### WORK REQUIRED:
Say how many lines hold the string "Windows"; please write nothing but the number.

== == ==

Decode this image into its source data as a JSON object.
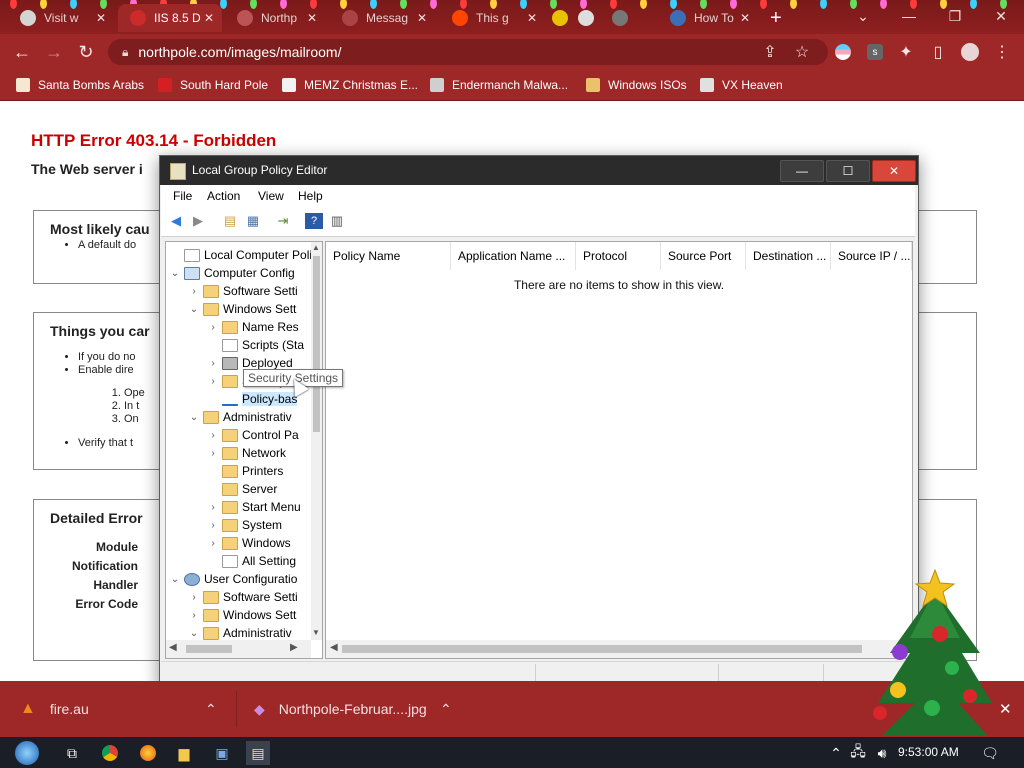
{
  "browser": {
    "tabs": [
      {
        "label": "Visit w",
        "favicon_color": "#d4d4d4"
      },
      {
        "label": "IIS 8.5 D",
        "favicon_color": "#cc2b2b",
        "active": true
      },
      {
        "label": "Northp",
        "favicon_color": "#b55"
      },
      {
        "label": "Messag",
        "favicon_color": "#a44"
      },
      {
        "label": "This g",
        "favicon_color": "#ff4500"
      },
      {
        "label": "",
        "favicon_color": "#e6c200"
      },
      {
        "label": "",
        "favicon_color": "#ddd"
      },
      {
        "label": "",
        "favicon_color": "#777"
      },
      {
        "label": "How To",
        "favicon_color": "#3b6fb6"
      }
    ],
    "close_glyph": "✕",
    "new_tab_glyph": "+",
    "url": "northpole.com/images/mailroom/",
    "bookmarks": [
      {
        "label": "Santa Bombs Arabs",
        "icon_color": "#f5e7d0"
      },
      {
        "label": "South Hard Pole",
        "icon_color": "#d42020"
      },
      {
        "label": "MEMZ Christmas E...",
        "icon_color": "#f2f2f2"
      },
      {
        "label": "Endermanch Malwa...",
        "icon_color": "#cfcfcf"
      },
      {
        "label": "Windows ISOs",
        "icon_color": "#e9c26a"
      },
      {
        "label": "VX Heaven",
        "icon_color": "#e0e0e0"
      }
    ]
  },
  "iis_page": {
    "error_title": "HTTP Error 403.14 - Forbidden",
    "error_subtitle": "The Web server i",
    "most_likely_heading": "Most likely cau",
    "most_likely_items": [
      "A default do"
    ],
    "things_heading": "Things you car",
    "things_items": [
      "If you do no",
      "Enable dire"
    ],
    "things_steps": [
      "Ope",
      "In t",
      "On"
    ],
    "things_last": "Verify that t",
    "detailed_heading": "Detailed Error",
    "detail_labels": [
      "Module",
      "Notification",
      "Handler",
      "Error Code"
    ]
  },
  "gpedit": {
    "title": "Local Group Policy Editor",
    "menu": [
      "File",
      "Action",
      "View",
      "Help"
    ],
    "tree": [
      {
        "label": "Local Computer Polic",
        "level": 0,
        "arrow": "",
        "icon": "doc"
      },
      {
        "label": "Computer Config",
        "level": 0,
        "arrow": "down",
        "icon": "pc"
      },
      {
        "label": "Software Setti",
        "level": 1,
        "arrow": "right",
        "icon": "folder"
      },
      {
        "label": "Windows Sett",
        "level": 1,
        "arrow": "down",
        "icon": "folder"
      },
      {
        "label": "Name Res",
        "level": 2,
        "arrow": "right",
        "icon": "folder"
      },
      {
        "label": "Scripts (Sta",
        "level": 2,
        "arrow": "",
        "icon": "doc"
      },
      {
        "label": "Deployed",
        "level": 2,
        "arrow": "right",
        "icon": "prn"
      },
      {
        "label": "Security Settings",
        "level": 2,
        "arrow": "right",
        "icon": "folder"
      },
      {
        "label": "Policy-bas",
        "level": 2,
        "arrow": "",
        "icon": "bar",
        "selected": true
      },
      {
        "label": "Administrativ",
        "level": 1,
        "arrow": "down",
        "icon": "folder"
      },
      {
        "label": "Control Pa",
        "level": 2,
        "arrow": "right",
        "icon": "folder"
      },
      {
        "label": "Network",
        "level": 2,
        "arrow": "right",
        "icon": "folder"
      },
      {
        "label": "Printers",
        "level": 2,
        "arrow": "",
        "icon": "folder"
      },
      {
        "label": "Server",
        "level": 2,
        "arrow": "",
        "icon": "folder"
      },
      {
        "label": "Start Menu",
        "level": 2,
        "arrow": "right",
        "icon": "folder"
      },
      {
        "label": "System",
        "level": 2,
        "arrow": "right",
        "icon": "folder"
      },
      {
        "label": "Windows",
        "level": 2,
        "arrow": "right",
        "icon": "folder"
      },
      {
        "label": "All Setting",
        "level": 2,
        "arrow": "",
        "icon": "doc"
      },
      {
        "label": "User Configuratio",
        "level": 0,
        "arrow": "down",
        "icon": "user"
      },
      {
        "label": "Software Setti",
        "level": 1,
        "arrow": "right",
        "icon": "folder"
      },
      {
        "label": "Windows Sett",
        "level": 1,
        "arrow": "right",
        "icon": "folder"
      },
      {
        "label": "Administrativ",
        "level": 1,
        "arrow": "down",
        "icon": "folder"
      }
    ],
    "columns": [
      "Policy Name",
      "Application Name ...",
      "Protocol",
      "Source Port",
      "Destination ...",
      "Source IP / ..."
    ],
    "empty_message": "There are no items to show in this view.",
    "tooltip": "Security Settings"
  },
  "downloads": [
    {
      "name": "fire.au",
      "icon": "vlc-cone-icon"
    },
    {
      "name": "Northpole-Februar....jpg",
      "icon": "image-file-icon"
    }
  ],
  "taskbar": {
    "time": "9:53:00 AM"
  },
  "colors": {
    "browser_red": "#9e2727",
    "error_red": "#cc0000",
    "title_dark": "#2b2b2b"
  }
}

== == ==

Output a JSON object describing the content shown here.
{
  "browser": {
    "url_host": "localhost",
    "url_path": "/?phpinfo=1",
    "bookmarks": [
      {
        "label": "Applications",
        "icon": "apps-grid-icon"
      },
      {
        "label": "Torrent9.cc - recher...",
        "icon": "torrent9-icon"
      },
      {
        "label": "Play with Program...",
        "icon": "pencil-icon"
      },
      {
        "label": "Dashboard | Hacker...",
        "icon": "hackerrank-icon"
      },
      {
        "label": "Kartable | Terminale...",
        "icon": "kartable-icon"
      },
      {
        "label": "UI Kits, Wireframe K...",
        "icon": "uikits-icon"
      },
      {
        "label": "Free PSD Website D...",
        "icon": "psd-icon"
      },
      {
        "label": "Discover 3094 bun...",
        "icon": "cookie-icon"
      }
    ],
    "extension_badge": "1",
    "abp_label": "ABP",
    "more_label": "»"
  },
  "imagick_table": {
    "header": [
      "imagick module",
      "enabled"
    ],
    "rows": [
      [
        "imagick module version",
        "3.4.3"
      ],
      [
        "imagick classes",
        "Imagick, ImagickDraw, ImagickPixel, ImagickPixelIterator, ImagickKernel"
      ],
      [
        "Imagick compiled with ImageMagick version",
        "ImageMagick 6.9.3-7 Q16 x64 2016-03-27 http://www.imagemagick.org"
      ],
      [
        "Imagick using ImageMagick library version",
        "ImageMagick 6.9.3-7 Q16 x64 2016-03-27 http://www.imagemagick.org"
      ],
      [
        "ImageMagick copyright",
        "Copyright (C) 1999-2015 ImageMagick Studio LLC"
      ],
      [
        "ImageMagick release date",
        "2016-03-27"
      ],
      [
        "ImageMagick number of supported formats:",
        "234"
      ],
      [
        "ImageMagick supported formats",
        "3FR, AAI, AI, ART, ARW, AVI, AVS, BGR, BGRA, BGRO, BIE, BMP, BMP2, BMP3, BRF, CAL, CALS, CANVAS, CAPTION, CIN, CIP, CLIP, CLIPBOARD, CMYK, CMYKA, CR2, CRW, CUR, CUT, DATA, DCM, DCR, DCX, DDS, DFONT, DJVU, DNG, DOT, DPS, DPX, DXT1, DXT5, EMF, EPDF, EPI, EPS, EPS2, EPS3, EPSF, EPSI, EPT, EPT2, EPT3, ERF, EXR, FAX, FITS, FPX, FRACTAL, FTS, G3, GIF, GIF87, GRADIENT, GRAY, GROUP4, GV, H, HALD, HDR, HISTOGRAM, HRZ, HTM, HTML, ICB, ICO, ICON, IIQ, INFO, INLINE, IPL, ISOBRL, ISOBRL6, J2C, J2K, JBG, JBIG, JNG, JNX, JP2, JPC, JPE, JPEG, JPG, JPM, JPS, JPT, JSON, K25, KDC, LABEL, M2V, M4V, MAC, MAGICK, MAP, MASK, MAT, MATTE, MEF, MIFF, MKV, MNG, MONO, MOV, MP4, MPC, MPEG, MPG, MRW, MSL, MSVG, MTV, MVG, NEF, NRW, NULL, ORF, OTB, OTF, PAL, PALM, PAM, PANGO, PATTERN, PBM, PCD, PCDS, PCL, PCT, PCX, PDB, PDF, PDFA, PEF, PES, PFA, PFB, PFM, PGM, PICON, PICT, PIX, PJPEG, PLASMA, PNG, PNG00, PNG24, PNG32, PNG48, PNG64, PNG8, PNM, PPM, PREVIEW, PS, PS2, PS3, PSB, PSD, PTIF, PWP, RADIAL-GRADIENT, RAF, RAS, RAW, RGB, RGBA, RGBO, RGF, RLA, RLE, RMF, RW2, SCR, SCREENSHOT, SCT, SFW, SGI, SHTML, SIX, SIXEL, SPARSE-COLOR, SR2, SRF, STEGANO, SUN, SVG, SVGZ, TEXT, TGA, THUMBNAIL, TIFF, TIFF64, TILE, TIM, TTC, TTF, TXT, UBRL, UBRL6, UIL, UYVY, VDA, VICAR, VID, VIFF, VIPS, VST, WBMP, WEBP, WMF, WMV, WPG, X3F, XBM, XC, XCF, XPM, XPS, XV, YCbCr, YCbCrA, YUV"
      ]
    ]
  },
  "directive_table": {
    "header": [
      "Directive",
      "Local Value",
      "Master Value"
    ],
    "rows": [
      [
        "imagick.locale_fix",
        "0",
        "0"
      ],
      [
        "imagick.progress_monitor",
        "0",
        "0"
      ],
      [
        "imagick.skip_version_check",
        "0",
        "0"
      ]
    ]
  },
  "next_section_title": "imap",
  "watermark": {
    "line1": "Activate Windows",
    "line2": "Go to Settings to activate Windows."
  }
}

== == ==

### FULL ANSWER:
6